— begin LISTED RECORDS —
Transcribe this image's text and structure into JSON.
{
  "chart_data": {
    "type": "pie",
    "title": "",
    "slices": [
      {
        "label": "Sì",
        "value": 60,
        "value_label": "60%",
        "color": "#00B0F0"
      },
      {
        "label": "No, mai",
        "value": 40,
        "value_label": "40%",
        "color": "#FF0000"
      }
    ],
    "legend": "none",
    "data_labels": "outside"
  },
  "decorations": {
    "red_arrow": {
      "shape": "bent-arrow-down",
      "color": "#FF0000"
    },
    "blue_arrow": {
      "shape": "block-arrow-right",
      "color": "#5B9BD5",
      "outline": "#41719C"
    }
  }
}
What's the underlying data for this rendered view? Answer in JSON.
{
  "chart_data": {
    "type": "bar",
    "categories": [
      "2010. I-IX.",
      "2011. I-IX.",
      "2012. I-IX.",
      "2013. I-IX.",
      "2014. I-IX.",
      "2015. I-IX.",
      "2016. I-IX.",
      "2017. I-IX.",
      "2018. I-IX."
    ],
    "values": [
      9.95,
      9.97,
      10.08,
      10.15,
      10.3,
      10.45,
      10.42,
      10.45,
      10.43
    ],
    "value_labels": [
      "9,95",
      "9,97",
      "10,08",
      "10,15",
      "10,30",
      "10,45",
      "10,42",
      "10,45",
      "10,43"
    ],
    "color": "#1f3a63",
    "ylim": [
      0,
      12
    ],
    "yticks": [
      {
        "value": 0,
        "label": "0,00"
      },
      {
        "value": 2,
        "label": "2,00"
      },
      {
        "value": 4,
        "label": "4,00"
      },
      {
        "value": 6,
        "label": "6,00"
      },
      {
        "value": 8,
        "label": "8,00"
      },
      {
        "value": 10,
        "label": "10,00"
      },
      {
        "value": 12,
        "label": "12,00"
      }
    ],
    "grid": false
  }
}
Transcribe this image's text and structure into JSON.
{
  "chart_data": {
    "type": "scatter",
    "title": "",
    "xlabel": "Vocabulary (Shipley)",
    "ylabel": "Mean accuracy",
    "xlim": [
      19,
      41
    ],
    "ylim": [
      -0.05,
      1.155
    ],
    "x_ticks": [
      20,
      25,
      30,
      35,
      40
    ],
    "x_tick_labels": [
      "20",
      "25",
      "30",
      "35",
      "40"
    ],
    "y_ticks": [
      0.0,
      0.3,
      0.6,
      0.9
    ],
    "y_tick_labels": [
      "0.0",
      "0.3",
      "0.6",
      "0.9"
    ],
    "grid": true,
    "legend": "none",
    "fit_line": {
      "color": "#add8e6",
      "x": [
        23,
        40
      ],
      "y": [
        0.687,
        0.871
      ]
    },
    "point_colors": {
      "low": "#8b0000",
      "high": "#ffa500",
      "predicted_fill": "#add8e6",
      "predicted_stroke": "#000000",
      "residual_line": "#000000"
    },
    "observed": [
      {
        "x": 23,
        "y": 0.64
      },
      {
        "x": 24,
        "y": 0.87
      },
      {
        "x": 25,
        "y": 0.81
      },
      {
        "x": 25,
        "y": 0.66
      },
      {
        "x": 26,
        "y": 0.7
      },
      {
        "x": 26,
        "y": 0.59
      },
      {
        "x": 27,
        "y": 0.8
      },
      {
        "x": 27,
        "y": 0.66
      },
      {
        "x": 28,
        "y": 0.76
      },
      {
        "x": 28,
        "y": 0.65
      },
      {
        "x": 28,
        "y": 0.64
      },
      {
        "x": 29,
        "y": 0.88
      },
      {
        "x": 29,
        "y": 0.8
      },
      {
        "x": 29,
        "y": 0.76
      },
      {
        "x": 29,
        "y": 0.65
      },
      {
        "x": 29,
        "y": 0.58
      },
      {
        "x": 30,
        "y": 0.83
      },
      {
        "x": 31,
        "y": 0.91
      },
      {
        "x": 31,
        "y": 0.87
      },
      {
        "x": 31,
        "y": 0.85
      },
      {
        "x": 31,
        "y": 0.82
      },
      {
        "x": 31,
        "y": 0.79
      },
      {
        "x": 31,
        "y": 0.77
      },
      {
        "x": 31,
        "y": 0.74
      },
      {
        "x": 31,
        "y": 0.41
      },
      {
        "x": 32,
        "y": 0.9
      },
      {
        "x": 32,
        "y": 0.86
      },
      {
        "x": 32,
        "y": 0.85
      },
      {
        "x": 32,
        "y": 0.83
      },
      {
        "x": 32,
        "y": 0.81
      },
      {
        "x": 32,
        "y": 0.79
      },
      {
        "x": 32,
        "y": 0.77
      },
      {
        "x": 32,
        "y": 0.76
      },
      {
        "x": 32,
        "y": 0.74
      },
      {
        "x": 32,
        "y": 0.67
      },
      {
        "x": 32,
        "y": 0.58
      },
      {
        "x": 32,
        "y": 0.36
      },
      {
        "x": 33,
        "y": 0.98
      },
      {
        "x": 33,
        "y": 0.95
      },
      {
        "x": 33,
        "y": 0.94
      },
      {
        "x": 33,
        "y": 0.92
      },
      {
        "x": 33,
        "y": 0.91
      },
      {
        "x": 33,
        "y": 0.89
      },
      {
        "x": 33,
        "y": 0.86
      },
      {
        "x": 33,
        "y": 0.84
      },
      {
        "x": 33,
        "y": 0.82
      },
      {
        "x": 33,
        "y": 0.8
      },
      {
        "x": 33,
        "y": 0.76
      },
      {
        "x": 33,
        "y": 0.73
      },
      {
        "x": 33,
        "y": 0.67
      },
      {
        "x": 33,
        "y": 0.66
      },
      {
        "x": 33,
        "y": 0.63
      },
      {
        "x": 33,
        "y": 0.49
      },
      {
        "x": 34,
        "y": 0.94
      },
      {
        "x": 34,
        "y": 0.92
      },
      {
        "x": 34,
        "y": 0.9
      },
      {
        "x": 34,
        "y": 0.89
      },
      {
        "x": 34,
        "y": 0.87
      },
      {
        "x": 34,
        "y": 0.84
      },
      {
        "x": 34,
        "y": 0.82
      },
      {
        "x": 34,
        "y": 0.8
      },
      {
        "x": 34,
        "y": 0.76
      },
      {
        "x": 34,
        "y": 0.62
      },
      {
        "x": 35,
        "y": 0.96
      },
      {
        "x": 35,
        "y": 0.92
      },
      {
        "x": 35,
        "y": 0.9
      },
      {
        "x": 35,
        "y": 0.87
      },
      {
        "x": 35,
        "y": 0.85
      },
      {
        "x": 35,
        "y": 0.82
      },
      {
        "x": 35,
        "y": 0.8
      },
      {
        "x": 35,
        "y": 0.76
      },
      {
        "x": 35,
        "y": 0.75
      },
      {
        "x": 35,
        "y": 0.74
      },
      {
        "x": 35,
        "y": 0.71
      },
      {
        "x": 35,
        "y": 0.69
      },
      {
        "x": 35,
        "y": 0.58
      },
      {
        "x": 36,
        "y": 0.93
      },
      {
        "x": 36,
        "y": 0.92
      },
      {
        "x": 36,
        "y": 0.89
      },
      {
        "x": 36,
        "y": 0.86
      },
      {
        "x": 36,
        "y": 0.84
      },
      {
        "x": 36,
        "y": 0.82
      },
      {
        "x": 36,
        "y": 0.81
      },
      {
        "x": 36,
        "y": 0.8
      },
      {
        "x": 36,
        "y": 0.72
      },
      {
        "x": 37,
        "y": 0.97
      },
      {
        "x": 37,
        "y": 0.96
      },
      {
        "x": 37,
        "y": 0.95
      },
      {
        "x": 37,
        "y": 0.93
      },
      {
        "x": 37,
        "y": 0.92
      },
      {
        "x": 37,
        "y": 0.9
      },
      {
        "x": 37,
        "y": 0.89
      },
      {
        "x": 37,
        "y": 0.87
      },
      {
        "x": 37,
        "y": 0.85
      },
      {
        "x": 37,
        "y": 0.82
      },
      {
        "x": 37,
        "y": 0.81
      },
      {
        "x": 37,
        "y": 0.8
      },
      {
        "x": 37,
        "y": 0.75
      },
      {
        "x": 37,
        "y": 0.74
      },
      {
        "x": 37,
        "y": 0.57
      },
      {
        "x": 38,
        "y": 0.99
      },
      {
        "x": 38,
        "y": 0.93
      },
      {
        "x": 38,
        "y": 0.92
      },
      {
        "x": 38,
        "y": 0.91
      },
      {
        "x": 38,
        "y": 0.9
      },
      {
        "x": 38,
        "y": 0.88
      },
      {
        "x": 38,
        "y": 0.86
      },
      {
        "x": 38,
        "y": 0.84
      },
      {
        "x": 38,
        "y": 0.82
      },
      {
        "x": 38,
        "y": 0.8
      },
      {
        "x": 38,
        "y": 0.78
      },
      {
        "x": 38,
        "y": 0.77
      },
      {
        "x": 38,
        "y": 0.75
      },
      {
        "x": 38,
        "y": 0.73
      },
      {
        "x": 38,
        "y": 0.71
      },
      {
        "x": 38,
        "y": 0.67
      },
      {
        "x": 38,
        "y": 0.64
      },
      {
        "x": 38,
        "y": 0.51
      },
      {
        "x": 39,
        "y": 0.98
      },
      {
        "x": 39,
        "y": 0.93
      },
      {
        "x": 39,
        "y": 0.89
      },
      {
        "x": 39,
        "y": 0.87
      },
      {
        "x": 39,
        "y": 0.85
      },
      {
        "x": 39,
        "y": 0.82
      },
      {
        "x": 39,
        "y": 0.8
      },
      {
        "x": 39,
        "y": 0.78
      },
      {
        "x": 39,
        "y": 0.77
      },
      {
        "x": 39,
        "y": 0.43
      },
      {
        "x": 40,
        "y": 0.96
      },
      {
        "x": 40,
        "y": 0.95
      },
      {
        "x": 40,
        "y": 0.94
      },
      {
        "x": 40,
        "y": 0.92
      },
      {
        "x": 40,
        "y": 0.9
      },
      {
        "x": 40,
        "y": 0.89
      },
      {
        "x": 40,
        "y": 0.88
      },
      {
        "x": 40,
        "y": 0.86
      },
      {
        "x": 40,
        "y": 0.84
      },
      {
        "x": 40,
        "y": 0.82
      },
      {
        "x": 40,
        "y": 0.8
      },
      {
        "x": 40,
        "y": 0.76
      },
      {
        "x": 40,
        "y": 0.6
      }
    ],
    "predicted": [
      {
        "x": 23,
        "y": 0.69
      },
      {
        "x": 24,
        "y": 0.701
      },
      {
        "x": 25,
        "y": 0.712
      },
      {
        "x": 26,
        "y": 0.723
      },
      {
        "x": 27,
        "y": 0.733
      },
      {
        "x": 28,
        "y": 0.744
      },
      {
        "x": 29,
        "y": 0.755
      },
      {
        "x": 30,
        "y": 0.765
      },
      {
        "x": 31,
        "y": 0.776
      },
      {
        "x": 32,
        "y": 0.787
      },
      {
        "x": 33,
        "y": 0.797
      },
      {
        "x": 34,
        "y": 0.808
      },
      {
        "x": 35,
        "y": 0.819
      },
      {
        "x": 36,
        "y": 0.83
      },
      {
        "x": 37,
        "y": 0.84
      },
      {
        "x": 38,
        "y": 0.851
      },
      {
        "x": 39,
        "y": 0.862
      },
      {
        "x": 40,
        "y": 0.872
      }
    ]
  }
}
— end LISTED RECORDS —
# STATED EXERCISE
Gather every line containing the word "shape" and copy it.

# RESULT OF THIS TASK
      "shape": "bent-arrow-down",
      "shape": "block-arrow-right",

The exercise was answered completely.